Work instructions >> Please identify every line in the material below that contains the word "with" and copy each of those lines in full.

Data records >>

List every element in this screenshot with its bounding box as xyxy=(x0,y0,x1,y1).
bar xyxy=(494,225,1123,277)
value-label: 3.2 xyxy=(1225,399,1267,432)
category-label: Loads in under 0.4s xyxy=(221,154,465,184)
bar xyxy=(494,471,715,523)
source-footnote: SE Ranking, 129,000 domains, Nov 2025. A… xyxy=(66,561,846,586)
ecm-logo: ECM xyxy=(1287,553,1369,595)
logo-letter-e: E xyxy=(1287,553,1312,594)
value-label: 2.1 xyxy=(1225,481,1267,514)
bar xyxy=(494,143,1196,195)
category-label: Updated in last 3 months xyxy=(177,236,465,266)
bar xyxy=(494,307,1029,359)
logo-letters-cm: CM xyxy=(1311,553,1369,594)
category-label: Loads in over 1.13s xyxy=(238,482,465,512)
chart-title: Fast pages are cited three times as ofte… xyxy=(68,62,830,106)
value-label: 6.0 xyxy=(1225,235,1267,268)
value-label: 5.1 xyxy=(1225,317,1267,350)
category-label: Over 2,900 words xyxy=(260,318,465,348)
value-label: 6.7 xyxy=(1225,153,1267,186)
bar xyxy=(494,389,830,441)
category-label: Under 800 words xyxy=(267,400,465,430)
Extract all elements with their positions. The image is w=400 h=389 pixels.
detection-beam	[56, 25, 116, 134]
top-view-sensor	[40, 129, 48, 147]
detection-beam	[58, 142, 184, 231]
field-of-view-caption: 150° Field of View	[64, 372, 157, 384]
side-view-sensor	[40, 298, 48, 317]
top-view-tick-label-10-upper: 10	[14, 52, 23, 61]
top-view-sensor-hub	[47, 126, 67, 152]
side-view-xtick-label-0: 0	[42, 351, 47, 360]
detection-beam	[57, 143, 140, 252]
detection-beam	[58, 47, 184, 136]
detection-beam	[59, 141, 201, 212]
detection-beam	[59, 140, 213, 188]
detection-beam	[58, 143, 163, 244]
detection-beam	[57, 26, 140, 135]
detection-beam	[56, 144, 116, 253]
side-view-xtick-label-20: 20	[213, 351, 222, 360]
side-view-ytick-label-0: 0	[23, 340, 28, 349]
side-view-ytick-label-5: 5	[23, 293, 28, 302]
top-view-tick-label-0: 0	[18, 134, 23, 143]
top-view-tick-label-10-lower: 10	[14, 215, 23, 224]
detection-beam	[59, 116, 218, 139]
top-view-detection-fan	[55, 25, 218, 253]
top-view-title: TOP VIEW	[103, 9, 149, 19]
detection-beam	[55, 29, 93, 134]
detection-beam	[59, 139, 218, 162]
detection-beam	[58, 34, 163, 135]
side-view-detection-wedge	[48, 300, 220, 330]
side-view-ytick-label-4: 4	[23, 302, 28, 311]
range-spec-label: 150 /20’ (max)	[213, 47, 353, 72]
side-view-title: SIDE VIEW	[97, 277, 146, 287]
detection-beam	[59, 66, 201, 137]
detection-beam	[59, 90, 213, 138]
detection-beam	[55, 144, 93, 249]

Solution to this problem >>
List every element in this screenshot with its bounding box as xyxy=(x0,y0,x1,y1).
Extract all elements with their positions. The image is w=400 h=389 pixels.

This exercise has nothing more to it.